#### SET EXERCISE
Gather the lines from the material that contain "JSON".

########################################

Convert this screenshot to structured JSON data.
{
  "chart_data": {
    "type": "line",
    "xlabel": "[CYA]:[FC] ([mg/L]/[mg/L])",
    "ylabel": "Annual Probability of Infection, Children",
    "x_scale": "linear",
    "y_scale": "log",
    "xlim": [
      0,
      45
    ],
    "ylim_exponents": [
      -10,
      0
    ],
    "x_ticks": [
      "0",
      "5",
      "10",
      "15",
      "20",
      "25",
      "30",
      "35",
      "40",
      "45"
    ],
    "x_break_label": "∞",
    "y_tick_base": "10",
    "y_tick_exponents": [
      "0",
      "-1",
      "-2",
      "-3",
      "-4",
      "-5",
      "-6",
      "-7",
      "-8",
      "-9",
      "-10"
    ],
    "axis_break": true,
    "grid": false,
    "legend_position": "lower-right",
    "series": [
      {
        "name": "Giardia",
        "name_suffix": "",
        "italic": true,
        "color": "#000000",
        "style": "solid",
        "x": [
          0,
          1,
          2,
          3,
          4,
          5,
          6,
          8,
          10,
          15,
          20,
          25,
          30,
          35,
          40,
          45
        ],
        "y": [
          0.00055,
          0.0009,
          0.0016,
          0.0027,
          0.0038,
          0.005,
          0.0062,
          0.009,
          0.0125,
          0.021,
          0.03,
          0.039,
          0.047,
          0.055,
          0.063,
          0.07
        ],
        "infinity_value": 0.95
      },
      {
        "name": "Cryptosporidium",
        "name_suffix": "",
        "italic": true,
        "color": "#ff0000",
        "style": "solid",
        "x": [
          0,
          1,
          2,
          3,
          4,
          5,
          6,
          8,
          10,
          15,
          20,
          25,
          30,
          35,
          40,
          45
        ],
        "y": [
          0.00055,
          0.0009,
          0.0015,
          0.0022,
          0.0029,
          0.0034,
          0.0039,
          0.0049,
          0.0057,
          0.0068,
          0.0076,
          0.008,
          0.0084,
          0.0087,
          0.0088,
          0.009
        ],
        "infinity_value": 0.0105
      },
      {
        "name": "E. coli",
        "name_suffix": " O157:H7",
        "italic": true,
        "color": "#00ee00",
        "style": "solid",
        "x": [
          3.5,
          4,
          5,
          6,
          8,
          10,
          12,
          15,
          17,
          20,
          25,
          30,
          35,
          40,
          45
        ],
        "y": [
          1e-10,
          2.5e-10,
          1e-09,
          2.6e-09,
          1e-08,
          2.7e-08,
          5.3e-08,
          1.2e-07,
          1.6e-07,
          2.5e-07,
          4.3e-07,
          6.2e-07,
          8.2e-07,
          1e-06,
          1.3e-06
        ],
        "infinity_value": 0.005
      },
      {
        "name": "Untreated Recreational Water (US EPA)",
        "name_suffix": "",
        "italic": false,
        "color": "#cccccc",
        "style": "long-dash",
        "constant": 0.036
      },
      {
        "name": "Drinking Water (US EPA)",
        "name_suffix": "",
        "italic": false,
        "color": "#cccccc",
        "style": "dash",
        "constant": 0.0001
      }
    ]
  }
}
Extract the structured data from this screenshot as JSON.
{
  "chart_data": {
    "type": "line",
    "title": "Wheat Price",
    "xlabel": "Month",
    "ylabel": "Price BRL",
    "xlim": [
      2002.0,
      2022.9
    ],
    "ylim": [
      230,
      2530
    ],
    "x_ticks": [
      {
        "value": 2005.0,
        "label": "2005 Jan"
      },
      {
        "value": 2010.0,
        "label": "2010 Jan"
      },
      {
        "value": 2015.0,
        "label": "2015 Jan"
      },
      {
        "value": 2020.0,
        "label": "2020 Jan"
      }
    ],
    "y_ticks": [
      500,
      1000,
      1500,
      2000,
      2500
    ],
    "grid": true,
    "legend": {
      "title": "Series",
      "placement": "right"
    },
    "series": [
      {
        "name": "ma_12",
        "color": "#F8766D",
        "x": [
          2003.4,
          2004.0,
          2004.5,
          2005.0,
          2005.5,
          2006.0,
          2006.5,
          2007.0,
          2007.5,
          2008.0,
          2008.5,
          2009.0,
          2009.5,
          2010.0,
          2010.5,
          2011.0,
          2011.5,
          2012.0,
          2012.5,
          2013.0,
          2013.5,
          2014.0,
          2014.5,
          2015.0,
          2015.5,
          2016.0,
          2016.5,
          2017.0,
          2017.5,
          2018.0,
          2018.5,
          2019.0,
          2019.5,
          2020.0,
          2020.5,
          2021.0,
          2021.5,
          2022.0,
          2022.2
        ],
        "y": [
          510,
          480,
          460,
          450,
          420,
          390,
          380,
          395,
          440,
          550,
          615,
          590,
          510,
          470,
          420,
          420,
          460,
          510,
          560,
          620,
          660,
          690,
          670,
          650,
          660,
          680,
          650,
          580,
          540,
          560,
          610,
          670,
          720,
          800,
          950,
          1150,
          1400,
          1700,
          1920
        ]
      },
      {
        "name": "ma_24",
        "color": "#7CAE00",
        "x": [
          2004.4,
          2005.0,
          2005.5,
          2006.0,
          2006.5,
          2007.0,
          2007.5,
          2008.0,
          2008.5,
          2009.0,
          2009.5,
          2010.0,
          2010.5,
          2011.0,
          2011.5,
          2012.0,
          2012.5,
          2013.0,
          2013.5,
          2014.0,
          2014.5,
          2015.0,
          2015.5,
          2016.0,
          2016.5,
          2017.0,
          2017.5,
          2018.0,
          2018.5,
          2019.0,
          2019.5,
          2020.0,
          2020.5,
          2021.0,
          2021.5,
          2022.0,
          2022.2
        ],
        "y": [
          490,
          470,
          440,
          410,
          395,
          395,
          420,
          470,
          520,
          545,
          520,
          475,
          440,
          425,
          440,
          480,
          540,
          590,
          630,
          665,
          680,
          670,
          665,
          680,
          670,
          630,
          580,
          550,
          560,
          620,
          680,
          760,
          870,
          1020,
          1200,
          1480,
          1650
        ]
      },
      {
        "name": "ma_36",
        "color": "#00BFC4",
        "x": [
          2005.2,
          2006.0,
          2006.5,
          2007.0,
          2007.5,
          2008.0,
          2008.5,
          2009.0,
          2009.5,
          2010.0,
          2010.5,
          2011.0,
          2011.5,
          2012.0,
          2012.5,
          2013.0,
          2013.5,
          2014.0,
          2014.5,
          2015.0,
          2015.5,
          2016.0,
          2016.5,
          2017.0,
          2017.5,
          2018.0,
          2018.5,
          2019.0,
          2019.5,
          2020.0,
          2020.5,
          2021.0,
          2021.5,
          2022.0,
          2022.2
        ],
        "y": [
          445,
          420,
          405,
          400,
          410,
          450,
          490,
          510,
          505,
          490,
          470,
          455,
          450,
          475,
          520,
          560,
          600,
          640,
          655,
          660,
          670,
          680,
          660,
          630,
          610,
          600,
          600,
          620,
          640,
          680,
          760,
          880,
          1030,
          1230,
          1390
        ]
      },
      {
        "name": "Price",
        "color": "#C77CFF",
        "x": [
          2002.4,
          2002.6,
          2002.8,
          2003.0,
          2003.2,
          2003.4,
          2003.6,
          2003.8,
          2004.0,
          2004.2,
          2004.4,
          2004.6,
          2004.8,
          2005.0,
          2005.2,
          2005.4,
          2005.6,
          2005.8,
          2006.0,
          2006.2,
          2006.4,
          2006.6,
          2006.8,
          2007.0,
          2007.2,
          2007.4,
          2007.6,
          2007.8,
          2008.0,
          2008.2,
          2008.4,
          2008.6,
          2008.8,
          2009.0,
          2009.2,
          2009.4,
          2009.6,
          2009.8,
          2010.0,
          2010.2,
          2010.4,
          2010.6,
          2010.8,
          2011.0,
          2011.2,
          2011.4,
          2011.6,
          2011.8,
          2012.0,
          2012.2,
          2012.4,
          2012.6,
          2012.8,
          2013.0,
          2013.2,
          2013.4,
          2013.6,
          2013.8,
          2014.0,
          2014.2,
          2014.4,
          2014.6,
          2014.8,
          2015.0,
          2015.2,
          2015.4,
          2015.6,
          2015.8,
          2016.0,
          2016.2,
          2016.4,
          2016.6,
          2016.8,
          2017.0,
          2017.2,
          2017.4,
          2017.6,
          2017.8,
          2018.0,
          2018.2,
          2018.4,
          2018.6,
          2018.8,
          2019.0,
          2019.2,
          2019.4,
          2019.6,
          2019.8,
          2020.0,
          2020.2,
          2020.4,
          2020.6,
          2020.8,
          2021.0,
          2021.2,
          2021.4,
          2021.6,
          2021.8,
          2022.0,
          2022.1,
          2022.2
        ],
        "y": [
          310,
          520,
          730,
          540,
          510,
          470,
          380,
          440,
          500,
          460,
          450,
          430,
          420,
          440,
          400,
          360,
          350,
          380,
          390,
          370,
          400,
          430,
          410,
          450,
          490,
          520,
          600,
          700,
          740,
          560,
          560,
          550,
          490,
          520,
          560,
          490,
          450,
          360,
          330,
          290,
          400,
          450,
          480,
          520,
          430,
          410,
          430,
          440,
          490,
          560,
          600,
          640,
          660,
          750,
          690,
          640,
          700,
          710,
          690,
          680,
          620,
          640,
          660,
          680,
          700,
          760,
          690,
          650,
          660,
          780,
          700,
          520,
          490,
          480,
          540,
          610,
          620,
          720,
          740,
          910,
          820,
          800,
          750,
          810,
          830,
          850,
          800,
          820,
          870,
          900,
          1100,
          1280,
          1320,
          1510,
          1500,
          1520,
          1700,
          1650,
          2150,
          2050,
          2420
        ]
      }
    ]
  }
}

########################################

#### RESULT BELOW
Convert this screenshot to structured JSON data.
Extract the structured data from this screenshot as JSON.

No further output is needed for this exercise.